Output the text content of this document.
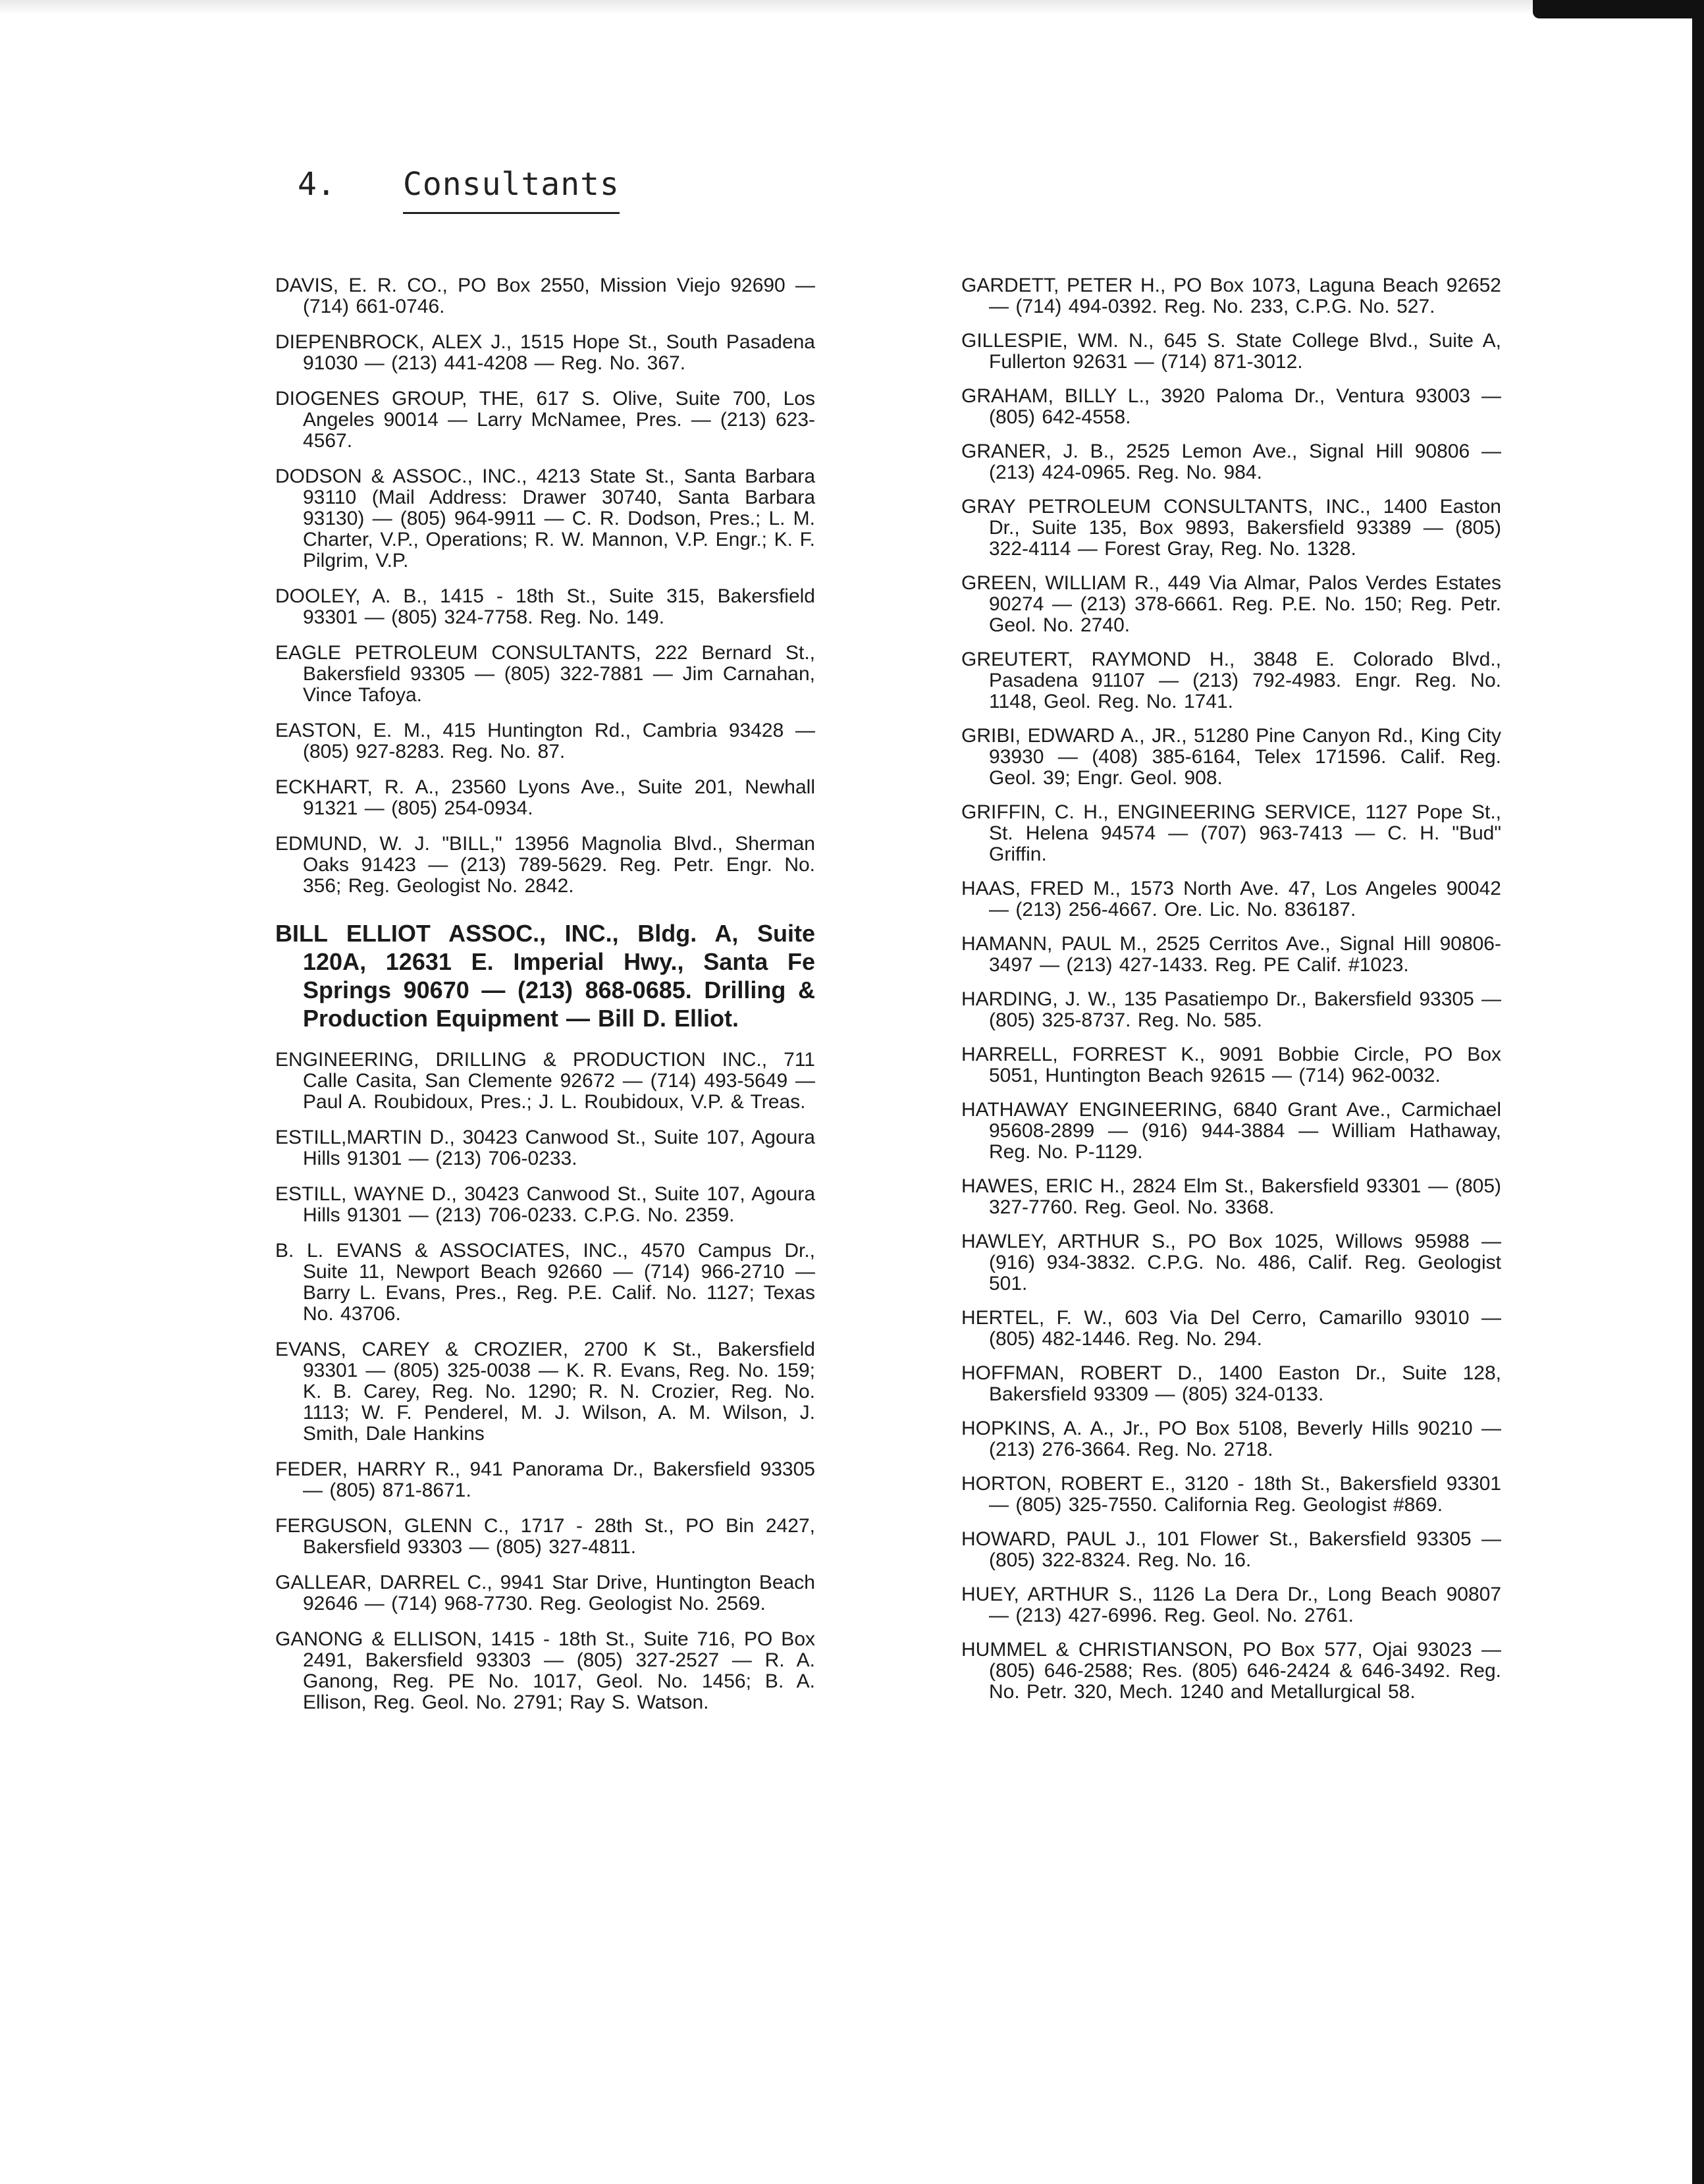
4. Consultants

DAVIS, E. R. CO., PO Box 2550, Mission Viejo 92690 — (714) 661-0746.

DIEPENBROCK, ALEX J., 1515 Hope St., South Pasadena 91030 — (213) 441-4208 — Reg. No. 367.

DIOGENES GROUP, THE, 617 S. Olive, Suite 700, Los Angeles 90014 — Larry McNamee, Pres. — (213) 623-4567.

DODSON & ASSOC., INC., 4213 State St., Santa Barbara 93110 (Mail Address: Drawer 30740, Santa Barbara 93130) — (805) 964-9911 — C. R. Dodson, Pres.; L. M. Charter, V.P., Operations; R. W. Mannon, V.P. Engr.; K. F. Pilgrim, V.P.

DOOLEY, A. B., 1415 - 18th St., Suite 315, Bakersfield 93301 — (805) 324-7758. Reg. No. 149.

EAGLE PETROLEUM CONSULTANTS, 222 Bernard St., Bakersfield 93305 — (805) 322-7881 — Jim Carnahan, Vince Tafoya.

EASTON, E. M., 415 Huntington Rd., Cambria 93428 — (805) 927-8283. Reg. No. 87.

ECKHART, R. A., 23560 Lyons Ave., Suite 201, Newhall 91321 — (805) 254-0934.

EDMUND, W. J. "BILL," 13956 Magnolia Blvd., Sherman Oaks 91423 — (213) 789-5629. Reg. Petr. Engr. No. 356; Reg. Geologist No. 2842.

BILL ELLIOT ASSOC., INC., Bldg. A, Suite 120A, 12631 E. Imperial Hwy., Santa Fe Springs 90670 — (213) 868-0685. Drilling & Production Equipment — Bill D. Elliot.

ENGINEERING, DRILLING & PRODUCTION INC., 711 Calle Casita, San Clemente 92672 — (714) 493-5649 — Paul A. Roubidoux, Pres.; J. L. Roubidoux, V.P. & Treas.

ESTILL,MARTIN D., 30423 Canwood St., Suite 107, Agoura Hills 91301 — (213) 706-0233.

ESTILL, WAYNE D., 30423 Canwood St., Suite 107, Agoura Hills 91301 — (213) 706-0233. C.P.G. No. 2359.

B. L. EVANS & ASSOCIATES, INC., 4570 Campus Dr., Suite 11, Newport Beach 92660 — (714) 966-2710 — Barry L. Evans, Pres., Reg. P.E. Calif. No. 1127; Texas No. 43706.

EVANS, CAREY & CROZIER, 2700 K St., Bakersfield 93301 — (805) 325-0038 — K. R. Evans, Reg. No. 159; K. B. Carey, Reg. No. 1290; R. N. Crozier, Reg. No. 1113; W. F. Penderel, M. J. Wilson, A. M. Wilson, J. Smith, Dale Hankins

FEDER, HARRY R., 941 Panorama Dr., Bakersfield 93305 — (805) 871-8671.

FERGUSON, GLENN C., 1717 - 28th St., PO Bin 2427, Bakersfield 93303 — (805) 327-4811.

GALLEAR, DARREL C., 9941 Star Drive, Huntington Beach 92646 — (714) 968-7730. Reg. Geologist No. 2569.

GANONG & ELLISON, 1415 - 18th St., Suite 716, PO Box 2491, Bakersfield 93303 — (805) 327-2527 — R. A. Ganong, Reg. PE No. 1017, Geol. No. 1456; B. A. Ellison, Reg. Geol. No. 2791; Ray S. Watson.

GARDETT, PETER H., PO Box 1073, Laguna Beach 92652 — (714) 494-0392. Reg. No. 233, C.P.G. No. 527.

GILLESPIE, WM. N., 645 S. State College Blvd., Suite A, Fullerton 92631 — (714) 871-3012.

GRAHAM, BILLY L., 3920 Paloma Dr., Ventura 93003 — (805) 642-4558.

GRANER, J. B., 2525 Lemon Ave., Signal Hill 90806 — (213) 424-0965. Reg. No. 984.

GRAY PETROLEUM CONSULTANTS, INC., 1400 Easton Dr., Suite 135, Box 9893, Bakersfield 93389 — (805) 322-4114 — Forest Gray, Reg. No. 1328.

GREEN, WILLIAM R., 449 Via Almar, Palos Verdes Estates 90274 — (213) 378-6661. Reg. P.E. No. 150; Reg. Petr. Geol. No. 2740.

GREUTERT, RAYMOND H., 3848 E. Colorado Blvd., Pasadena 91107 — (213) 792-4983. Engr. Reg. No. 1148, Geol. Reg. No. 1741.

GRIBI, EDWARD A., JR., 51280 Pine Canyon Rd., King City 93930 — (408) 385-6164, Telex 171596. Calif. Reg. Geol. 39; Engr. Geol. 908.

GRIFFIN, C. H., ENGINEERING SERVICE, 1127 Pope St., St. Helena 94574 — (707) 963-7413 — C. H. "Bud" Griffin.

HAAS, FRED M., 1573 North Ave. 47, Los Angeles 90042 — (213) 256-4667. Ore. Lic. No. 836187.

HAMANN, PAUL M., 2525 Cerritos Ave., Signal Hill 90806-3497 — (213) 427-1433. Reg. PE Calif. #1023.

HARDING, J. W., 135 Pasatiempo Dr., Bakersfield 93305 — (805) 325-8737. Reg. No. 585.

HARRELL, FORREST K., 9091 Bobbie Circle, PO Box 5051, Huntington Beach 92615 — (714) 962-0032.

HATHAWAY ENGINEERING, 6840 Grant Ave., Carmichael 95608-2899 — (916) 944-3884 — William Hathaway, Reg. No. P-1129.

HAWES, ERIC H., 2824 Elm St., Bakersfield 93301 — (805) 327-7760. Reg. Geol. No. 3368.

HAWLEY, ARTHUR S., PO Box 1025, Willows 95988 — (916) 934-3832. C.P.G. No. 486, Calif. Reg. Geologist 501.

HERTEL, F. W., 603 Via Del Cerro, Camarillo 93010 — (805) 482-1446. Reg. No. 294.

HOFFMAN, ROBERT D., 1400 Easton Dr., Suite 128, Bakersfield 93309 — (805) 324-0133.

HOPKINS, A. A., Jr., PO Box 5108, Beverly Hills 90210 — (213) 276-3664. Reg. No. 2718.

HORTON, ROBERT E., 3120 - 18th St., Bakersfield 93301 — (805) 325-7550. California Reg. Geologist #869.

HOWARD, PAUL J., 101 Flower St., Bakersfield 93305 — (805) 322-8324. Reg. No. 16.

HUEY, ARTHUR S., 1126 La Dera Dr., Long Beach 90807 — (213) 427-6996. Reg. Geol. No. 2761.

HUMMEL & CHRISTIANSON, PO Box 577, Ojai 93023 — (805) 646-2588; Res. (805) 646-2424 & 646-3492. Reg. No. Petr. 320, Mech. 1240 and Metallurgical 58.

=====

• Directions for this task: Every line above needs to be written out again as it stands. Pictures do not belong in the copy.

• Result of this task:
Output the text content of this document.
4. Consultants

DAVIS, E. R. CO., PO Box 2550, Mission Viejo 92690 — (714) 661-0746.

DIEPENBROCK, ALEX J., 1515 Hope St., South Pasadena 91030 — (213) 441-4208 — Reg. No. 367.

DIOGENES GROUP, THE, 617 S. Olive, Suite 700, Los Angeles 90014 — Larry McNamee, Pres. — (213) 623-4567.

DODSON & ASSOC., INC., 4213 State St., Santa Barbara 93110 (Mail Address: Drawer 30740, Santa Barbara 93130) — (805) 964-9911 — C. R. Dodson, Pres.; L. M. Charter, V.P., Operations; R. W. Mannon, V.P. Engr.; K. F. Pilgrim, V.P.

DOOLEY, A. B., 1415 - 18th St., Suite 315, Bakersfield 93301 — (805) 324-7758. Reg. No. 149.

EAGLE PETROLEUM CONSULTANTS, 222 Bernard St., Bakersfield 93305 — (805) 322-7881 — Jim Carnahan, Vince Tafoya.

EASTON, E. M., 415 Huntington Rd., Cambria 93428 — (805) 927-8283. Reg. No. 87.

ECKHART, R. A., 23560 Lyons Ave., Suite 201, Newhall 91321 — (805) 254-0934.

EDMUND, W. J. "BILL," 13956 Magnolia Blvd., Sherman Oaks 91423 — (213) 789-5629. Reg. Petr. Engr. No. 356; Reg. Geologist No. 2842.

BILL ELLIOT ASSOC., INC., Bldg. A, Suite 120A, 12631 E. Imperial Hwy., Santa Fe Springs 90670 — (213) 868-0685. Drilling & Production Equipment — Bill D. Elliot.

ENGINEERING, DRILLING & PRODUCTION INC., 711 Calle Casita, San Clemente 92672 — (714) 493-5649 — Paul A. Roubidoux, Pres.; J. L. Roubidoux, V.P. & Treas.

ESTILL,MARTIN D., 30423 Canwood St., Suite 107, Agoura Hills 91301 — (213) 706-0233.

ESTILL, WAYNE D., 30423 Canwood St., Suite 107, Agoura Hills 91301 — (213) 706-0233. C.P.G. No. 2359.

B. L. EVANS & ASSOCIATES, INC., 4570 Campus Dr., Suite 11, Newport Beach 92660 — (714) 966-2710 — Barry L. Evans, Pres., Reg. P.E. Calif. No. 1127; Texas No. 43706.

EVANS, CAREY & CROZIER, 2700 K St., Bakersfield 93301 — (805) 325-0038 — K. R. Evans, Reg. No. 159; K. B. Carey, Reg. No. 1290; R. N. Crozier, Reg. No. 1113; W. F. Penderel, M. J. Wilson, A. M. Wilson, J. Smith, Dale Hankins

FEDER, HARRY R., 941 Panorama Dr., Bakersfield 93305 — (805) 871-8671.

FERGUSON, GLENN C., 1717 - 28th St., PO Bin 2427, Bakersfield 93303 — (805) 327-4811.

GALLEAR, DARREL C., 9941 Star Drive, Huntington Beach 92646 — (714) 968-7730. Reg. Geologist No. 2569.

GANONG & ELLISON, 1415 - 18th St., Suite 716, PO Box 2491, Bakersfield 93303 — (805) 327-2527 — R. A. Ganong, Reg. PE No. 1017, Geol. No. 1456; B. A. Ellison, Reg. Geol. No. 2791; Ray S. Watson.

GARDETT, PETER H., PO Box 1073, Laguna Beach 92652 — (714) 494-0392. Reg. No. 233, C.P.G. No. 527.

GILLESPIE, WM. N., 645 S. State College Blvd., Suite A, Fullerton 92631 — (714) 871-3012.

GRAHAM, BILLY L., 3920 Paloma Dr., Ventura 93003 — (805) 642-4558.

GRANER, J. B., 2525 Lemon Ave., Signal Hill 90806 — (213) 424-0965. Reg. No. 984.

GRAY PETROLEUM CONSULTANTS, INC., 1400 Easton Dr., Suite 135, Box 9893, Bakersfield 93389 — (805) 322-4114 — Forest Gray, Reg. No. 1328.

GREEN, WILLIAM R., 449 Via Almar, Palos Verdes Estates 90274 — (213) 378-6661. Reg. P.E. No. 150; Reg. Petr. Geol. No. 2740.

GREUTERT, RAYMOND H., 3848 E. Colorado Blvd., Pasadena 91107 — (213) 792-4983. Engr. Reg. No. 1148, Geol. Reg. No. 1741.

GRIBI, EDWARD A., JR., 51280 Pine Canyon Rd., King City 93930 — (408) 385-6164, Telex 171596. Calif. Reg. Geol. 39; Engr. Geol. 908.

GRIFFIN, C. H., ENGINEERING SERVICE, 1127 Pope St., St. Helena 94574 — (707) 963-7413 — C. H. "Bud" Griffin.

HAAS, FRED M., 1573 North Ave. 47, Los Angeles 90042 — (213) 256-4667. Ore. Lic. No. 836187.

HAMANN, PAUL M., 2525 Cerritos Ave., Signal Hill 90806-3497 — (213) 427-1433. Reg. PE Calif. #1023.

HARDING, J. W., 135 Pasatiempo Dr., Bakersfield 93305 — (805) 325-8737. Reg. No. 585.

HARRELL, FORREST K., 9091 Bobbie Circle, PO Box 5051, Huntington Beach 92615 — (714) 962-0032.

HATHAWAY ENGINEERING, 6840 Grant Ave., Carmichael 95608-2899 — (916) 944-3884 — William Hathaway, Reg. No. P-1129.

HAWES, ERIC H., 2824 Elm St., Bakersfield 93301 — (805) 327-7760. Reg. Geol. No. 3368.

HAWLEY, ARTHUR S., PO Box 1025, Willows 95988 — (916) 934-3832. C.P.G. No. 486, Calif. Reg. Geologist 501.

HERTEL, F. W., 603 Via Del Cerro, Camarillo 93010 — (805) 482-1446. Reg. No. 294.

HOFFMAN, ROBERT D., 1400 Easton Dr., Suite 128, Bakersfield 93309 — (805) 324-0133.

HOPKINS, A. A., Jr., PO Box 5108, Beverly Hills 90210 — (213) 276-3664. Reg. No. 2718.

HORTON, ROBERT E., 3120 - 18th St., Bakersfield 93301 — (805) 325-7550. California Reg. Geologist #869.

HOWARD, PAUL J., 101 Flower St., Bakersfield 93305 — (805) 322-8324. Reg. No. 16.

HUEY, ARTHUR S., 1126 La Dera Dr., Long Beach 90807 — (213) 427-6996. Reg. Geol. No. 2761.

HUMMEL & CHRISTIANSON, PO Box 577, Ojai 93023 — (805) 646-2588; Res. (805) 646-2424 & 646-3492. Reg. No. Petr. 320, Mech. 1240 and Metallurgical 58.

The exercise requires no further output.